───── EXERCISE INPUT ─────
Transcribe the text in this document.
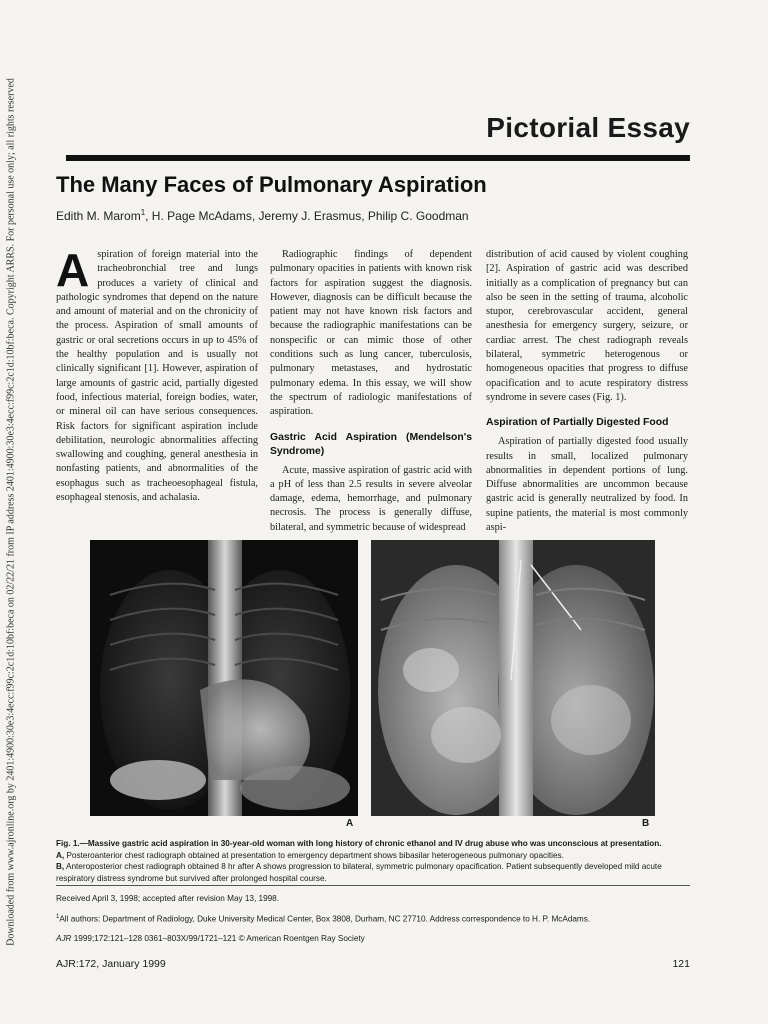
Downloaded from www.ajronline.org by 2401:4900:30e3:4ecc:f99c:2c1d:10bf:beca on 02/22/21 from IP address 2401:4900:30e3:4ecc:f99c:2c1d:10bf:beca. Copyright ARRS. For personal use only; all rights reserved	Pictorial Essay
The Many Faces of Pulmonary Aspiration
Edith M. Marom$^1$, H. Page McAdams, Jeremy J. Erasmus, Philip C. Goodman
A spiration of foreign material into the tracheobronchial tree and lungs produces a variety of clinical and pathologic syndromes that depend on the nature and amount of material and on the chronicity of the process. Aspiration of small amounts of gastric or oral secretions occurs in up to 45% of the healthy population and is usually not clinically significant [1]. However, aspiration of large amounts of gastric acid, partially digested food, infectious material, foreign bodies, water, or mineral oil can have serious consequences. Risk factors for significant aspiration include debilitation, neurologic abnormalities affecting swallowing and coughing, general anesthesia in nonfasting patients, and abnormalities of the esophagus such as tracheoesophageal fistula, esophageal stenosis, and achalasia.

Radiographic findings of dependent pulmonary opacities in patients with known risk factors for aspiration suggest the diagnosis. However, diagnosis can be difficult because the patient may not have known risk factors and because the radiographic manifestations can be nonspecific or can mimic those of other conditions such as lung cancer, tuberculosis, pulmonary metastases, and hydrostatic pulmonary edema. In this essay, we will show the spectrum of radiologic manifestations of aspiration.

Gastric Acid Aspiration (Mendelson's Syndrome)

Acute, massive aspiration of gastric acid with a pH of less than 2.5 results in severe alveolar damage, edema, hemorrhage, and pulmonary necrosis. The process is generally diffuse, bilateral, and symmetric because of widespread

distribution of acid caused by violent coughing [2]. Aspiration of gastric acid was described initially as a complication of pregnancy but can also be seen in the setting of trauma, alcoholic stupor, cerebrovascular accident, general anesthesia for emergency surgery, seizure, or cardiac arrest. The chest radiograph reveals bilateral, symmetric heterogenous or homogeneous opacities that progress to diffuse opacification and to acute respiratory distress syndrome in severe cases (Fig. 1).

Aspiration of Partially Digested Food

Aspiration of partially digested food usually results in small, localized pulmonary abnormalities in dependent portions of lung. Diffuse abnormalities are uncommon because gastric acid is generally neutralized by food. In supine patients, the material is most commonly aspi-

A	B

Fig. 1.—Massive gastric acid aspiration in 30-year-old woman with long history of chronic ethanol and IV drug abuse who was unconscious at presentation.

A, Posteroanterior chest radiograph obtained at presentation to emergency department shows bibasilar heterogeneous pulmonary opacities.

B, Anteroposterior chest radiograph obtained 8 hr after A shows progression to bilateral, symmetric pulmonary opacification. Patient subsequently developed mild acute respiratory distress syndrome but survived after prolonged hospital course.

Received April 3, 1998; accepted after revision May 13, 1998.

$^1$All authors: Department of Radiology, Duke University Medical Center, Box 3808, Durham, NC 27710. Address correspondence to H. P. McAdams.

AJR 1999;172:121–128 0361–803X/99/1721–121 © American Roentgen Ray Society

AJR:172, January 1999	121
─────
Every line above that includes the word "presentation" should be listed.

Fig. 1.—Massive gastric acid aspiration in 30-year-old woman with long history of chronic ethanol and IV drug abuse who was unconscious at presentation.
A, Posteroanterior chest radiograph obtained at presentation to emergency department shows bibasilar heterogeneous pulmonary opacities.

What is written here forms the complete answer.